=== Dataset ===

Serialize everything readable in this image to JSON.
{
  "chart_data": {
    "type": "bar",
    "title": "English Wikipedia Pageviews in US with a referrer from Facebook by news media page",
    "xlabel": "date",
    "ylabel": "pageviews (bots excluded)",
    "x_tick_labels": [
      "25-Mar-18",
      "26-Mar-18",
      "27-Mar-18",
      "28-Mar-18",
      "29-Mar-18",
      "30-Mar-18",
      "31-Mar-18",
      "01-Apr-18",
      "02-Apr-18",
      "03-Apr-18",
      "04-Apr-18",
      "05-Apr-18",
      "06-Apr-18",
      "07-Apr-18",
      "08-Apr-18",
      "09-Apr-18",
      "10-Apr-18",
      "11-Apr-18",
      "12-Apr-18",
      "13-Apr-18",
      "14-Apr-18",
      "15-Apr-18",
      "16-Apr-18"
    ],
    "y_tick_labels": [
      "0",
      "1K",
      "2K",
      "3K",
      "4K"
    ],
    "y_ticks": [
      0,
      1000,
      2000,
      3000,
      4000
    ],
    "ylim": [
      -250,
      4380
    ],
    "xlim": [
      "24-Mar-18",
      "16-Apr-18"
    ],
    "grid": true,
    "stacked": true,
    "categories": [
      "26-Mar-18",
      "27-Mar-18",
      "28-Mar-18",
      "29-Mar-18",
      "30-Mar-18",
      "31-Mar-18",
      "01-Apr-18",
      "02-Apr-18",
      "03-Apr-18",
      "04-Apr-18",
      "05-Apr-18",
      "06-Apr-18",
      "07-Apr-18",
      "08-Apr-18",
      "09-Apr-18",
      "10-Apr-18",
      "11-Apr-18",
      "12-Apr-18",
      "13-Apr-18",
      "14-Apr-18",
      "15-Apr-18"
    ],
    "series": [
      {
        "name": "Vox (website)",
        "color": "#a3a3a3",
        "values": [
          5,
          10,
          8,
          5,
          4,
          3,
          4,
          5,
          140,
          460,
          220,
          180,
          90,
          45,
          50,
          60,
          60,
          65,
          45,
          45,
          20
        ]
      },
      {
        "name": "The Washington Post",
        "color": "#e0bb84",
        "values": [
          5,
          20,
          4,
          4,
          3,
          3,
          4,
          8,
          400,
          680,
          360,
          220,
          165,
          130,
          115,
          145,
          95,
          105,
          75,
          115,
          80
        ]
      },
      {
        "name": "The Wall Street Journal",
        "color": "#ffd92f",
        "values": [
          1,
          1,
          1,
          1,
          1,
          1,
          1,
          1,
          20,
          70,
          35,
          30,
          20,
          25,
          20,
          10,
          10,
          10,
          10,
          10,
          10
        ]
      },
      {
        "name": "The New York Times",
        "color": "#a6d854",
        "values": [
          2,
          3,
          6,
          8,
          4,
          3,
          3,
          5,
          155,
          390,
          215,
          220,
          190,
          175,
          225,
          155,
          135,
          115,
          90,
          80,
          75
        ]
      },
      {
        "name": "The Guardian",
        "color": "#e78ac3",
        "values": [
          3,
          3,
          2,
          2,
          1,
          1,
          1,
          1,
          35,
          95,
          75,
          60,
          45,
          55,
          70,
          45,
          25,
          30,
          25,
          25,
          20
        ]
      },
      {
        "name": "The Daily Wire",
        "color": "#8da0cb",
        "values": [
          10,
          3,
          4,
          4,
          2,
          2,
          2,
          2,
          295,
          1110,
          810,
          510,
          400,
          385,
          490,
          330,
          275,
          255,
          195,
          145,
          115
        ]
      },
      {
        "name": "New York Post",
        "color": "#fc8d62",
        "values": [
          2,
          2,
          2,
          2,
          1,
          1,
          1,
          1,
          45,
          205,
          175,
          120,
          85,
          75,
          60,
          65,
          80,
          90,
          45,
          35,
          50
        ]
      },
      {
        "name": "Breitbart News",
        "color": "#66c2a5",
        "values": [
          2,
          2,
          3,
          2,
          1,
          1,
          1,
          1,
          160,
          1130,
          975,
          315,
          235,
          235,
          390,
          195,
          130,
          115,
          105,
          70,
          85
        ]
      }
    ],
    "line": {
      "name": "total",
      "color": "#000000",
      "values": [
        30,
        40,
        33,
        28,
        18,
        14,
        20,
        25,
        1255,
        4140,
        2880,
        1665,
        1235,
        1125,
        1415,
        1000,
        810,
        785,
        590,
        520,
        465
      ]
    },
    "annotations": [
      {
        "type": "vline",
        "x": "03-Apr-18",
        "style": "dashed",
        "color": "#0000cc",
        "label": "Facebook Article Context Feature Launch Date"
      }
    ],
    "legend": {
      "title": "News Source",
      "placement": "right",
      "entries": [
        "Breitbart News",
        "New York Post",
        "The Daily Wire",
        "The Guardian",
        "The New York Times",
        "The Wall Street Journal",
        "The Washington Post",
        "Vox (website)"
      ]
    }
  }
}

===
=== Dataset ===

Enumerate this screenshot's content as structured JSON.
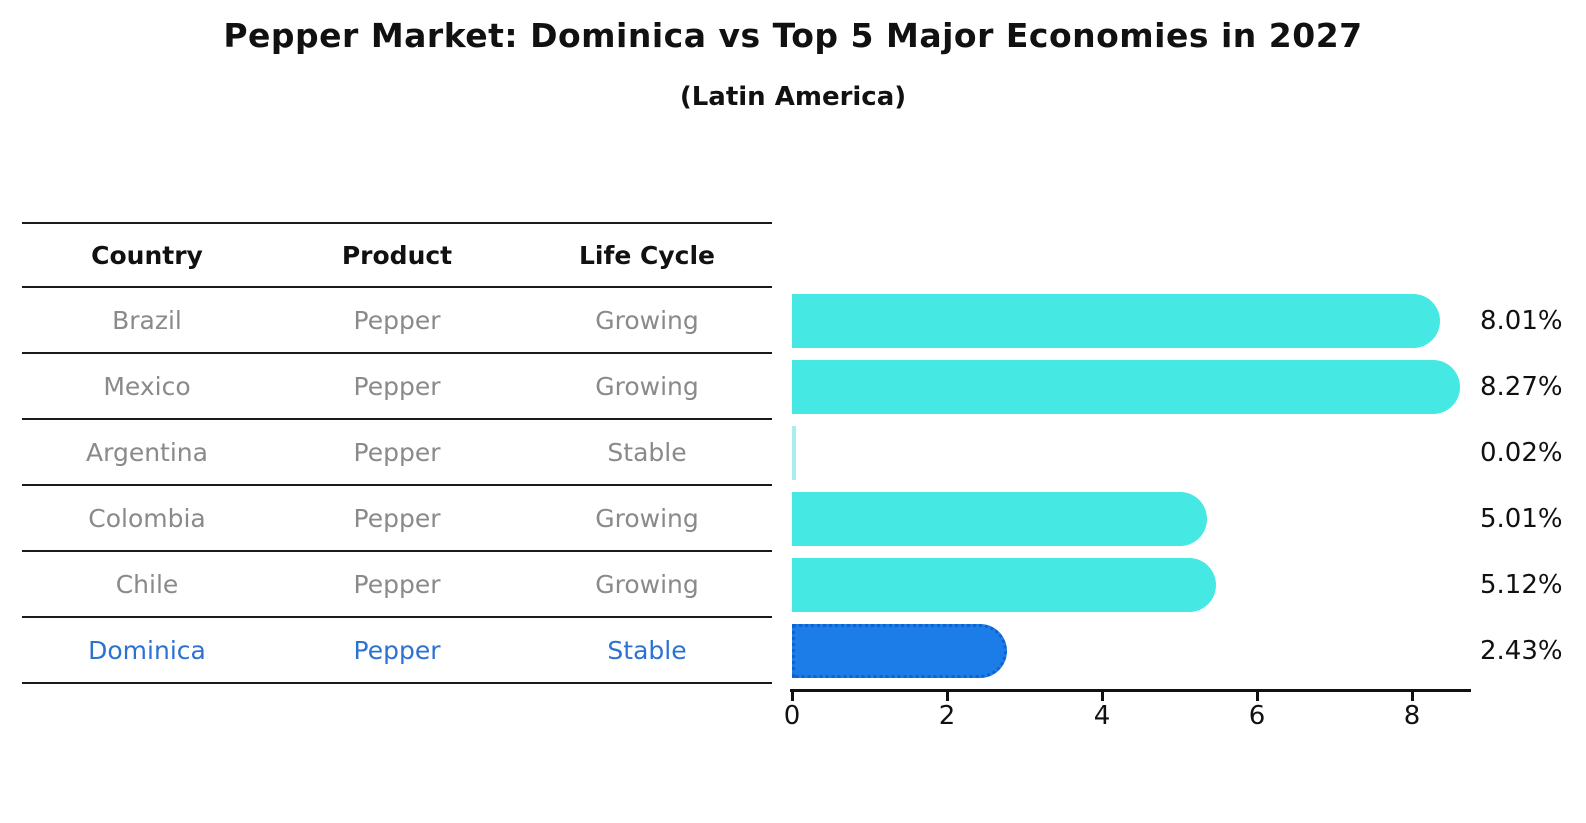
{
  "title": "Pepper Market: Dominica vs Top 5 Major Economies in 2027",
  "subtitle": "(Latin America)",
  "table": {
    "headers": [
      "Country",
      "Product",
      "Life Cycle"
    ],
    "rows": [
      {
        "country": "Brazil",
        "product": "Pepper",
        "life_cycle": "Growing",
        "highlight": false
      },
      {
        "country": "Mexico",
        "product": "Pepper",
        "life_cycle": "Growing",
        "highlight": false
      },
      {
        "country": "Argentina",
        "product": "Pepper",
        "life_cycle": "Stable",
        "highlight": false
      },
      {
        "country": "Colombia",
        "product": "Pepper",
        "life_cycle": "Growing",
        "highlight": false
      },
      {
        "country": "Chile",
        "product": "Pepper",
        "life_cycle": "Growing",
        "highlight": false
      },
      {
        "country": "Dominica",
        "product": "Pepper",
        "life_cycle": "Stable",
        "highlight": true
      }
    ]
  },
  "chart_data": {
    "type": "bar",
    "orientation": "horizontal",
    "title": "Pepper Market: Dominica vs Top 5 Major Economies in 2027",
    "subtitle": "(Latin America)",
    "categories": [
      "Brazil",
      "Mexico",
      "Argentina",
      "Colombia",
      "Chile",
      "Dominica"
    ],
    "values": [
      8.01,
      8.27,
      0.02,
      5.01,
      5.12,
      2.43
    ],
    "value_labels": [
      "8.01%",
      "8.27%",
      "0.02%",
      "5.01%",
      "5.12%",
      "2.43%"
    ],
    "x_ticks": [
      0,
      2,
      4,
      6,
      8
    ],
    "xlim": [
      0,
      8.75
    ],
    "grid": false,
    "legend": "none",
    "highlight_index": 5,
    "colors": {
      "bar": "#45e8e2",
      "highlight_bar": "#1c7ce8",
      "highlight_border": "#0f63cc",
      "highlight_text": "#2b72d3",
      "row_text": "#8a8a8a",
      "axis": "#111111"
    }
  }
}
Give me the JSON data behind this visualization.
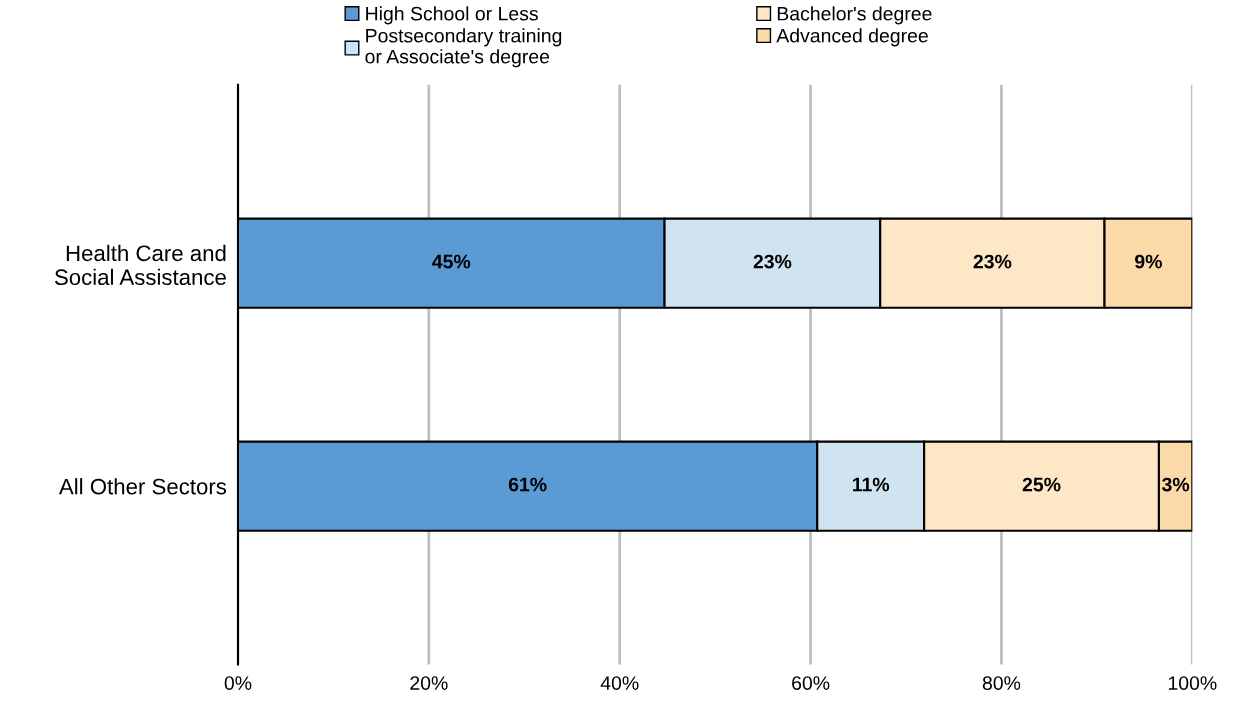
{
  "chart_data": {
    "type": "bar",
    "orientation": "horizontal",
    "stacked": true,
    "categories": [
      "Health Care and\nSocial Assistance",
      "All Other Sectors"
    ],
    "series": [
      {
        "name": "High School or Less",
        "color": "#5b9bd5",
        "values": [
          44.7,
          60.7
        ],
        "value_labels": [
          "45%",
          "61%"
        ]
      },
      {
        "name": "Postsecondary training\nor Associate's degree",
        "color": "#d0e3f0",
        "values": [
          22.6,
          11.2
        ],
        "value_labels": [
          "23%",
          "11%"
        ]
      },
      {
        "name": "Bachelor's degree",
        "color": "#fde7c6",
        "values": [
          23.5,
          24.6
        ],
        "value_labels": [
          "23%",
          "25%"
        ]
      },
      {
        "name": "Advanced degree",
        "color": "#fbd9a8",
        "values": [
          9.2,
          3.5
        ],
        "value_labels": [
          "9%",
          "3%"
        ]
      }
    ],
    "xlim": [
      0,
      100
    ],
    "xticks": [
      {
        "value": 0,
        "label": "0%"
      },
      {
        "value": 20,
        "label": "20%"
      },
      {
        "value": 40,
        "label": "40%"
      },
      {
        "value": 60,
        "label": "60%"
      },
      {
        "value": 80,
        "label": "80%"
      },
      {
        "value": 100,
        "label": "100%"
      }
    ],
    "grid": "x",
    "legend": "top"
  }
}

===

(Exercise requirements)
Sift the material for lines with the string "Economies". Copy each one found.

(Output for this task)
  "title": "Pepper Market: Dominica vs Top 5 Major Economies in 2027",
    "title": "Pepper Market: Dominica vs Top 5 Major Economies in 2027",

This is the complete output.